* **Given task**
Using the listing below, please gather every line containing the word "values".

━━ Data for this task

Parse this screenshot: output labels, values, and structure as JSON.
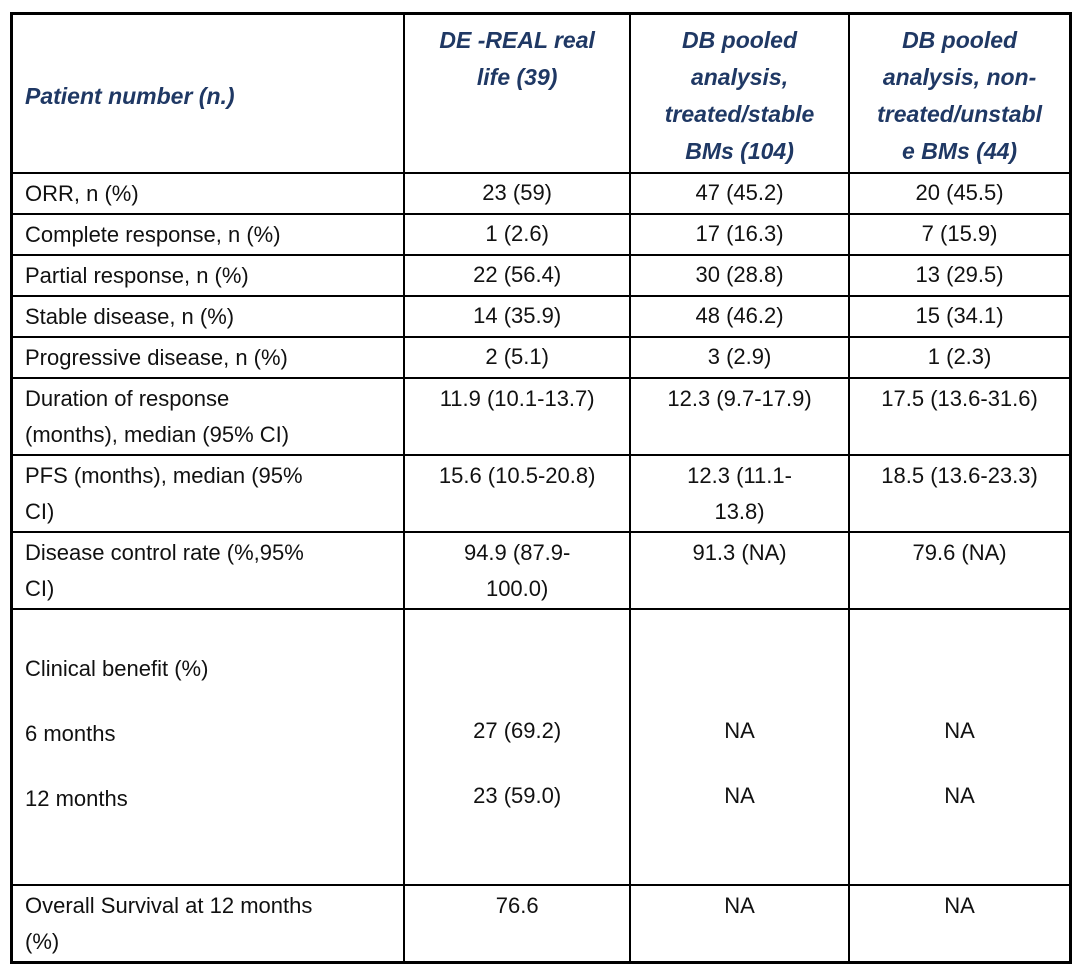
{
  "table": {
    "header": {
      "col1": "Patient number (n.)",
      "col2": [
        "DE -REAL real",
        "life (39)"
      ],
      "col3": [
        "DB pooled",
        "analysis,",
        "treated/stable",
        "BMs (104)"
      ],
      "col4": [
        "DB pooled",
        "analysis, non-",
        "treated/unstabl",
        "e BMs (44)"
      ]
    },
    "rows": [
      {
        "label": "ORR, n (%)",
        "c2": "23 (59)",
        "c3": "47 (45.2)",
        "c4": "20 (45.5)"
      },
      {
        "label": "Complete response, n (%)",
        "c2": "1 (2.6)",
        "c3": "17 (16.3)",
        "c4": "7 (15.9)"
      },
      {
        "label": "Partial response, n (%)",
        "c2": "22 (56.4)",
        "c3": "30 (28.8)",
        "c4": "13 (29.5)"
      },
      {
        "label": "Stable disease, n (%)",
        "c2": "14 (35.9)",
        "c3": "48 (46.2)",
        "c4": "15 (34.1)"
      },
      {
        "label": "Progressive disease, n (%)",
        "c2": "2 (5.1)",
        "c3": "3 (2.9)",
        "c4": "1 (2.3)"
      },
      {
        "label": [
          "Duration of response",
          "(months), median (95% CI)"
        ],
        "c2": "11.9 (10.1-13.7)",
        "c3": "12.3 (9.7-17.9)",
        "c4": "17.5 (13.6-31.6)"
      },
      {
        "label": [
          "PFS (months), median (95%",
          "CI)"
        ],
        "c2": "15.6 (10.5-20.8)",
        "c3": [
          "12.3 (11.1-",
          "13.8)"
        ],
        "c4": "18.5 (13.6-23.3)"
      },
      {
        "label": [
          "Disease control rate (%,95%",
          "CI)"
        ],
        "c2": [
          "94.9 (87.9-",
          "100.0)"
        ],
        "c3": "91.3 (NA)",
        "c4": "79.6 (NA)"
      },
      {
        "label": [
          "Overall Survival at 12 months",
          "(%)"
        ],
        "c2": "76.6",
        "c3": "NA",
        "c4": "NA"
      }
    ],
    "clinical_benefit": {
      "title": "Clinical benefit (%)",
      "rows": [
        {
          "label": "6 months",
          "c2": "27 (69.2)",
          "c3": "NA",
          "c4": "NA"
        },
        {
          "label": "12 months",
          "c2": "23 (59.0)",
          "c3": "NA",
          "c4": "NA"
        }
      ]
    }
  },
  "colors": {
    "header_text": "#1f3864",
    "body_text": "#111111",
    "border": "#000000",
    "background": "#ffffff"
  }
}
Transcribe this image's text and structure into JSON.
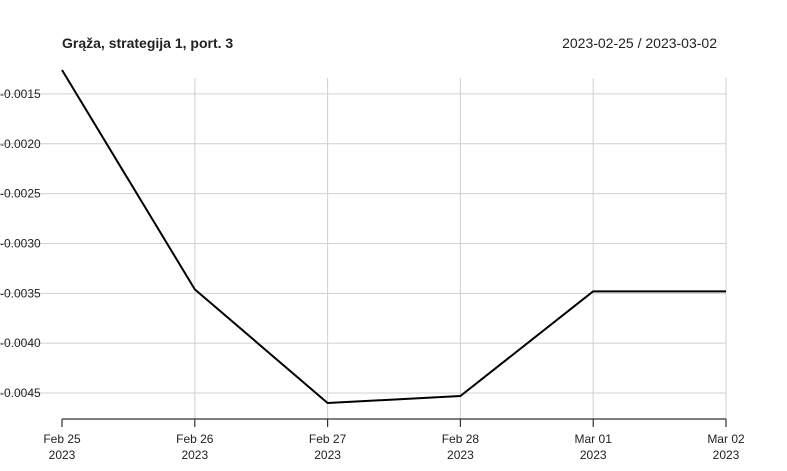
{
  "chart_data": {
    "type": "line",
    "title": "Grąža, strategija 1, port. 3",
    "date_range": "2023-02-25 / 2023-03-02",
    "xlabel": "",
    "ylabel": "",
    "x": [
      "2023-02-25",
      "2023-02-26",
      "2023-02-27",
      "2023-02-28",
      "2023-03-01",
      "2023-03-02"
    ],
    "x_tick_labels": [
      {
        "line1": "Feb 25",
        "line2": "2023"
      },
      {
        "line1": "Feb 26",
        "line2": "2023"
      },
      {
        "line1": "Feb 27",
        "line2": "2023"
      },
      {
        "line1": "Feb 28",
        "line2": "2023"
      },
      {
        "line1": "Mar 01",
        "line2": "2023"
      },
      {
        "line1": "Mar 02",
        "line2": "2023"
      }
    ],
    "y_ticks": [
      -0.0015,
      -0.002,
      -0.0025,
      -0.003,
      -0.0035,
      -0.004,
      -0.0045
    ],
    "y_tick_labels": [
      "-0.0015",
      "-0.0020",
      "-0.0025",
      "-0.0030",
      "-0.0035",
      "-0.0040",
      "-0.0045"
    ],
    "ylim": [
      -0.0046,
      -0.00126
    ],
    "grid": true,
    "series": [
      {
        "color": "#000000",
        "values": [
          -0.00126,
          -0.00346,
          -0.0046,
          -0.00453,
          -0.00348,
          -0.00348
        ]
      }
    ]
  }
}
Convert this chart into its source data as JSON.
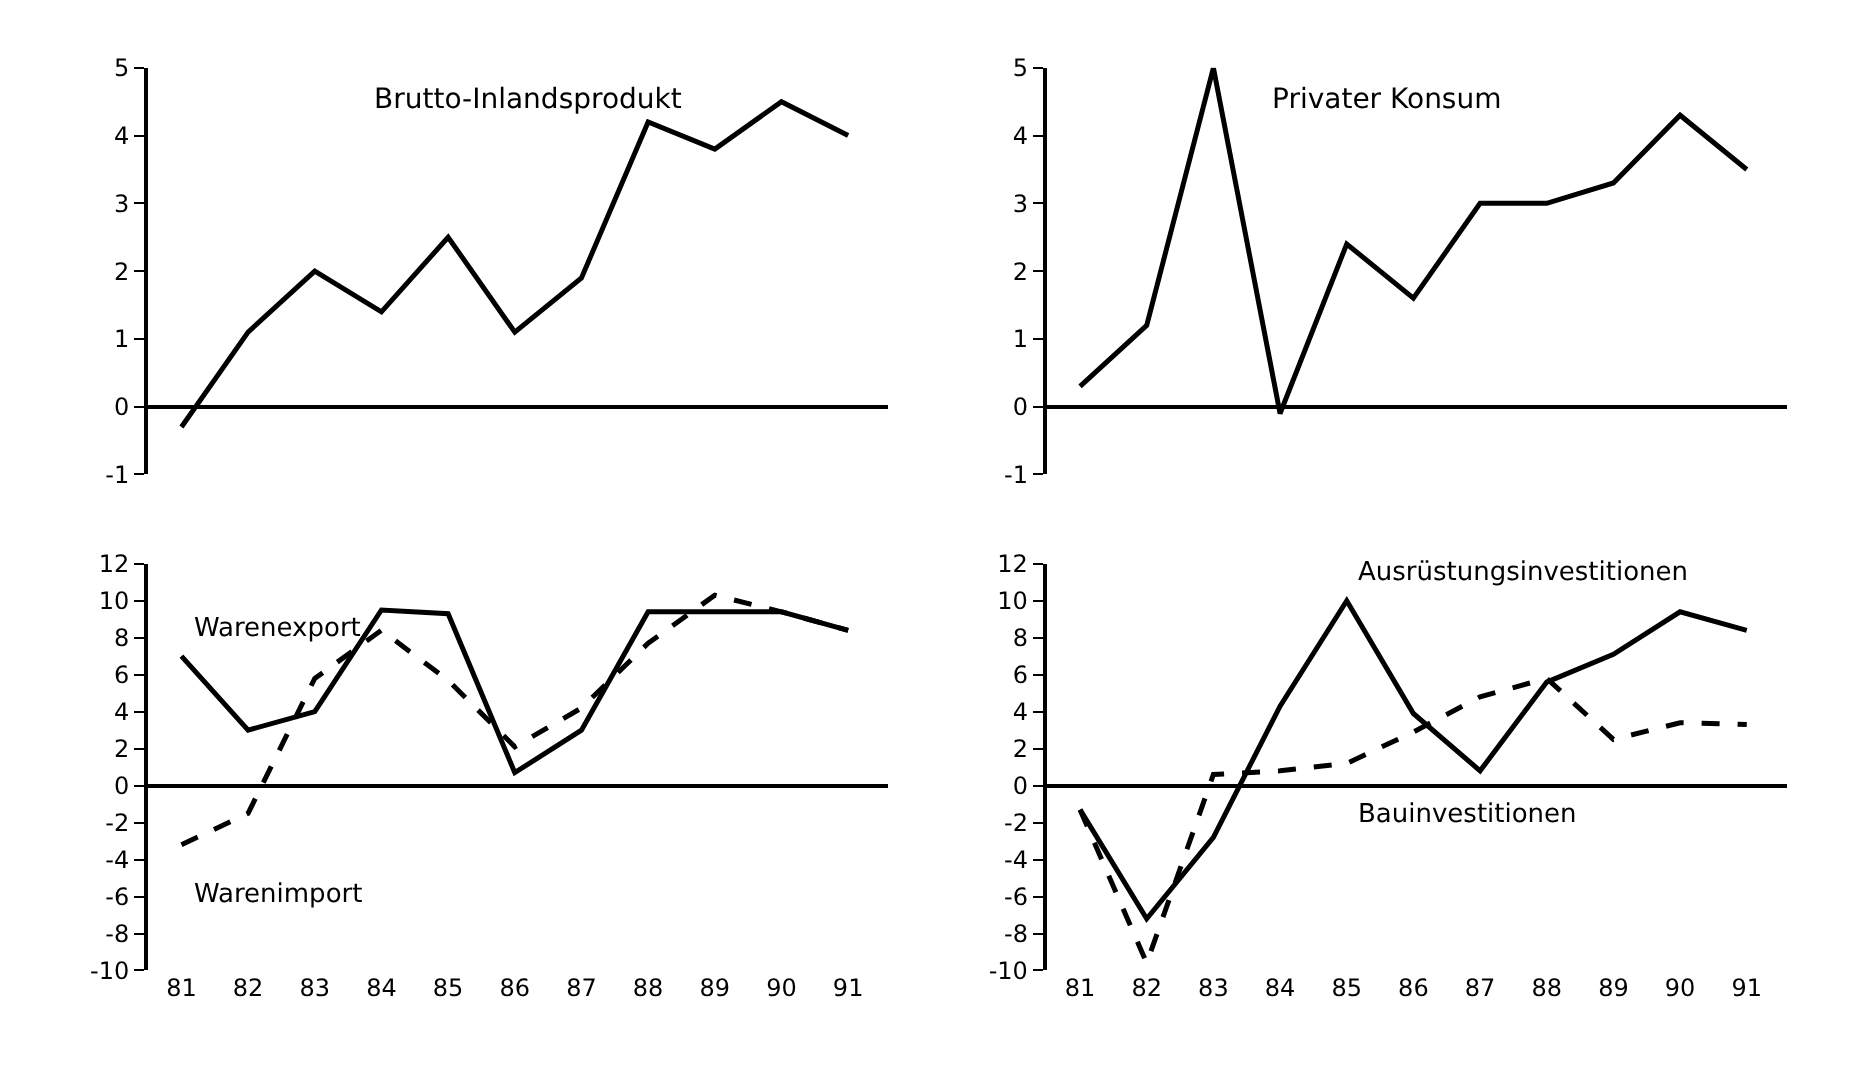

━━━━

* **Answer to this exercise**
Parse this screenshot: output labels, values, and structure as JSON.
        "values": [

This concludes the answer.